Instruction: Give all of the lines again exactly as they read.

Exercise input:
──────

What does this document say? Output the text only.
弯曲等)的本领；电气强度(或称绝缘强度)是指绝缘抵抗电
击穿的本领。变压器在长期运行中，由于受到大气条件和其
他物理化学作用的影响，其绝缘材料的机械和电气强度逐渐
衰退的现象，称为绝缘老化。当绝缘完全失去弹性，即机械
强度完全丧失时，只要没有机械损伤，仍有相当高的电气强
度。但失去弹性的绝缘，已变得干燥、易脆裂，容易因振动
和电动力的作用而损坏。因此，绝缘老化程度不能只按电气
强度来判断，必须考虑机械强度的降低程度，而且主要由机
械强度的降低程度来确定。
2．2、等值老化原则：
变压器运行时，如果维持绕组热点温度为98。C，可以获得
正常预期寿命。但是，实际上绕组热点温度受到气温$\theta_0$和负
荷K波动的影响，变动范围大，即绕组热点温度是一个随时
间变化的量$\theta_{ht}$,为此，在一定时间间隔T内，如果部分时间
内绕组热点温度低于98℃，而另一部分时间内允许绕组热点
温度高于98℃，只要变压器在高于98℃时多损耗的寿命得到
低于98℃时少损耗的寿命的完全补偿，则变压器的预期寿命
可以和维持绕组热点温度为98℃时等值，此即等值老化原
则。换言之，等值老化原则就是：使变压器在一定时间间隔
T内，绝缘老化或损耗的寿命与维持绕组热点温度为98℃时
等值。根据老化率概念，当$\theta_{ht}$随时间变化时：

──────

Exercise solution:
What does this document say? Output the text only.
弯曲等)的本领；电气强度(或称绝缘强度)是指绝缘抵抗电
击穿的本领。变压器在长期运行中，由于受到大气条件和其
他物理化学作用的影响，其绝缘材料的机械和电气强度逐渐
衰退的现象，称为绝缘老化。当绝缘完全失去弹性，即机械
强度完全丧失时，只要没有机械损伤，仍有相当高的电气强
度。但失去弹性的绝缘，已变得干燥、易脆裂，容易因振动
和电动力的作用而损坏。因此，绝缘老化程度不能只按电气
强度来判断，必须考虑机械强度的降低程度，而且主要由机
械强度的降低程度来确定。
2．2、等值老化原则：
变压器运行时，如果维持绕组热点温度为98。C，可以获得
正常预期寿命。但是，实际上绕组热点温度受到气温$\theta_0$和负
荷K波动的影响，变动范围大，即绕组热点温度是一个随时
间变化的量$\theta_{ht}$,为此，在一定时间间隔T内，如果部分时间
内绕组热点温度低于98℃，而另一部分时间内允许绕组热点
温度高于98℃，只要变压器在高于98℃时多损耗的寿命得到
低于98℃时少损耗的寿命的完全补偿，则变压器的预期寿命
可以和维持绕组热点温度为98℃时等值，此即等值老化原
则。换言之，等值老化原则就是：使变压器在一定时间间隔
T内，绝缘老化或损耗的寿命与维持绕组热点温度为98℃时
等值。根据老化率概念，当$\theta_{ht}$随时间变化时：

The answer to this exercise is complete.